- [Requirement] Can all of these lines be returned exactly?

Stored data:

════

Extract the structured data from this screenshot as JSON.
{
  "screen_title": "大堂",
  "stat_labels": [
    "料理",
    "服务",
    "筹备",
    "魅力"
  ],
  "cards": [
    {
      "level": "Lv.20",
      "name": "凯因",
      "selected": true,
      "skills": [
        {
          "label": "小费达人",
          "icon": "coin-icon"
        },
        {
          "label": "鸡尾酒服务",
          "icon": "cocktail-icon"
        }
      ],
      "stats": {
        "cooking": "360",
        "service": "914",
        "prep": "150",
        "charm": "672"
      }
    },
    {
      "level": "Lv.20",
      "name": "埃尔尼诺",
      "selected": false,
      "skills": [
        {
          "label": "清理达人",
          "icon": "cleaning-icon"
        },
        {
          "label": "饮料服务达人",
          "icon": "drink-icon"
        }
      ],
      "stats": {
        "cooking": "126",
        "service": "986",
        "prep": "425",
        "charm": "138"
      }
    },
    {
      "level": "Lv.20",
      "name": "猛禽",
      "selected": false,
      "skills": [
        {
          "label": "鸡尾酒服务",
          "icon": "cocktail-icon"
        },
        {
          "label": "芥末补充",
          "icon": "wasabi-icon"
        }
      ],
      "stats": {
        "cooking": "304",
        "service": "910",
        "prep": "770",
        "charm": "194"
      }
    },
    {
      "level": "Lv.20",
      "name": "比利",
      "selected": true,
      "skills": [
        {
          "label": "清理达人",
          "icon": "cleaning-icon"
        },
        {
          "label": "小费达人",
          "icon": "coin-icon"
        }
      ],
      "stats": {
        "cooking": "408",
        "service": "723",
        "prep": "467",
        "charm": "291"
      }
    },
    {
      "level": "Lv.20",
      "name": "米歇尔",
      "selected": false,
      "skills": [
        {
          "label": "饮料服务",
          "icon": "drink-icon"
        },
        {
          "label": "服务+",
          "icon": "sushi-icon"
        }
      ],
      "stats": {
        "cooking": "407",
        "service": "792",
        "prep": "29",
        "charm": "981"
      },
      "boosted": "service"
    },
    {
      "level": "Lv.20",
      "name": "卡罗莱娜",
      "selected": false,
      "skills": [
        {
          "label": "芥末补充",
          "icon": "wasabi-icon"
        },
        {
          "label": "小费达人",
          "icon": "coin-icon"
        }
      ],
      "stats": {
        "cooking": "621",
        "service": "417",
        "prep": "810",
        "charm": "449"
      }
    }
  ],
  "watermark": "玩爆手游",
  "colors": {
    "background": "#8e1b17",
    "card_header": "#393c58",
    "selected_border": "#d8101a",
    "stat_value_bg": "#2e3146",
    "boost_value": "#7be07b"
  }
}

════

- [Final result]
Extract the structured data from this screenshot as JSON.
{
  "screen_title": "大堂",
  "stat_labels": [
    "料理",
    "服务",
    "筹备",
    "魅力"
  ],
  "cards": [
    {
      "level": "Lv.20",
      "name": "凯因",
      "selected": true,
      "skills": [
        {
          "label": "小费达人",
          "icon": "coin-icon"
        },
        {
          "label": "鸡尾酒服务",
          "icon": "cocktail-icon"
        }
      ],
      "stats": {
        "cooking": "360",
        "service": "914",
        "prep": "150",
        "charm": "672"
      }
    },
    {
      "level": "Lv.20",
      "name": "埃尔尼诺",
      "selected": false,
      "skills": [
        {
          "label": "清理达人",
          "icon": "cleaning-icon"
        },
        {
          "label": "饮料服务达人",
          "icon": "drink-icon"
        }
      ],
      "stats": {
        "cooking": "126",
        "service": "986",
        "prep": "425",
        "charm": "138"
      }
    },
    {
      "level": "Lv.20",
      "name": "猛禽",
      "selected": false,
      "skills": [
        {
          "label": "鸡尾酒服务",
          "icon": "cocktail-icon"
        },
        {
          "label": "芥末补充",
          "icon": "wasabi-icon"
        }
      ],
      "stats": {
        "cooking": "304",
        "service": "910",
        "prep": "770",
        "charm": "194"
      }
    },
    {
      "level": "Lv.20",
      "name": "比利",
      "selected": true,
      "skills": [
        {
          "label": "清理达人",
          "icon": "cleaning-icon"
        },
        {
          "label": "小费达人",
          "icon": "coin-icon"
        }
      ],
      "stats": {
        "cooking": "408",
        "service": "723",
        "prep": "467",
        "charm": "291"
      }
    },
    {
      "level": "Lv.20",
      "name": "米歇尔",
      "selected": false,
      "skills": [
        {
          "label": "饮料服务",
          "icon": "drink-icon"
        },
        {
          "label": "服务+",
          "icon": "sushi-icon"
        }
      ],
      "stats": {
        "cooking": "407",
        "service": "792",
        "prep": "29",
        "charm": "981"
      },
      "boosted": "service"
    },
    {
      "level": "Lv.20",
      "name": "卡罗莱娜",
      "selected": false,
      "skills": [
        {
          "label": "芥末补充",
          "icon": "wasabi-icon"
        },
        {
          "label": "小费达人",
          "icon": "coin-icon"
        }
      ],
      "stats": {
        "cooking": "621",
        "service": "417",
        "prep": "810",
        "charm": "449"
      }
    }
  ],
  "watermark": "玩爆手游",
  "colors": {
    "background": "#8e1b17",
    "card_header": "#393c58",
    "selected_border": "#d8101a",
    "stat_value_bg": "#2e3146",
    "boost_value": "#7be07b"
  }
}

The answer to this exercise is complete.